* GIVEN REQUEST: Transcribe the material word for word, but without the images.

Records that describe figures
______

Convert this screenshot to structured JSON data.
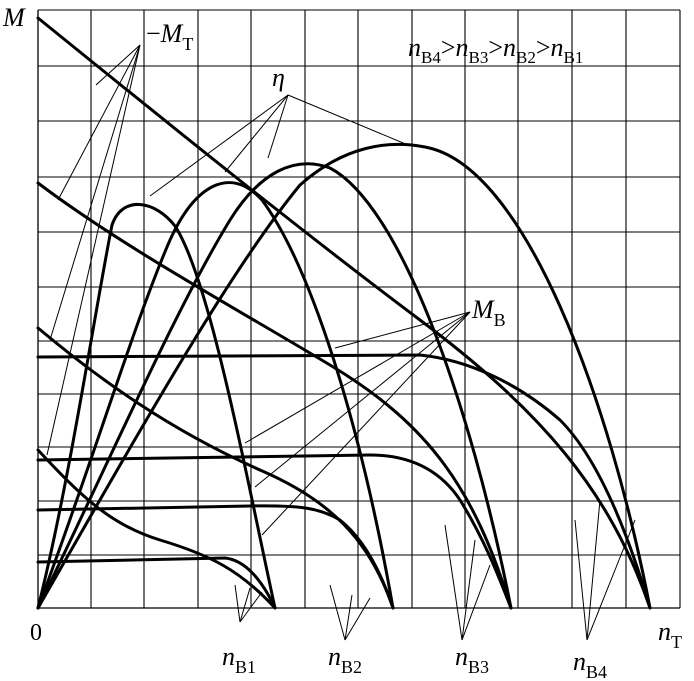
{
  "axes": {
    "y_label": "M",
    "x_label": "n",
    "x_label_sub": "T",
    "origin": "0"
  },
  "labels": {
    "torque_turbine": {
      "sign": "−",
      "symbol": "M",
      "sub": "T"
    },
    "efficiency": {
      "symbol": "η"
    },
    "torque_pump": {
      "symbol": "M",
      "sub": "B"
    }
  },
  "ordering": {
    "terms": [
      {
        "symbol": "n",
        "sub": "B4"
      },
      {
        "symbol": "n",
        "sub": "B3"
      },
      {
        "symbol": "n",
        "sub": "B2"
      },
      {
        "symbol": "n",
        "sub": "B1"
      }
    ],
    "operator": ">"
  },
  "speed_labels": [
    {
      "symbol": "n",
      "sub": "B1"
    },
    {
      "symbol": "n",
      "sub": "B2"
    },
    {
      "symbol": "n",
      "sub": "B3"
    },
    {
      "symbol": "n",
      "sub": "B4"
    }
  ],
  "grid": {
    "columns": 12,
    "rows": 11
  }
}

______

* CORRECT RESPONSE:
Convert this screenshot to structured JSON data.
{
  "axes": {
    "y_label": "M",
    "x_label": "n",
    "x_label_sub": "T",
    "origin": "0"
  },
  "labels": {
    "torque_turbine": {
      "sign": "−",
      "symbol": "M",
      "sub": "T"
    },
    "efficiency": {
      "symbol": "η"
    },
    "torque_pump": {
      "symbol": "M",
      "sub": "B"
    }
  },
  "ordering": {
    "terms": [
      {
        "symbol": "n",
        "sub": "B4"
      },
      {
        "symbol": "n",
        "sub": "B3"
      },
      {
        "symbol": "n",
        "sub": "B2"
      },
      {
        "symbol": "n",
        "sub": "B1"
      }
    ],
    "operator": ">"
  },
  "speed_labels": [
    {
      "symbol": "n",
      "sub": "B1"
    },
    {
      "symbol": "n",
      "sub": "B2"
    },
    {
      "symbol": "n",
      "sub": "B3"
    },
    {
      "symbol": "n",
      "sub": "B4"
    }
  ],
  "grid": {
    "columns": 12,
    "rows": 11
  }
}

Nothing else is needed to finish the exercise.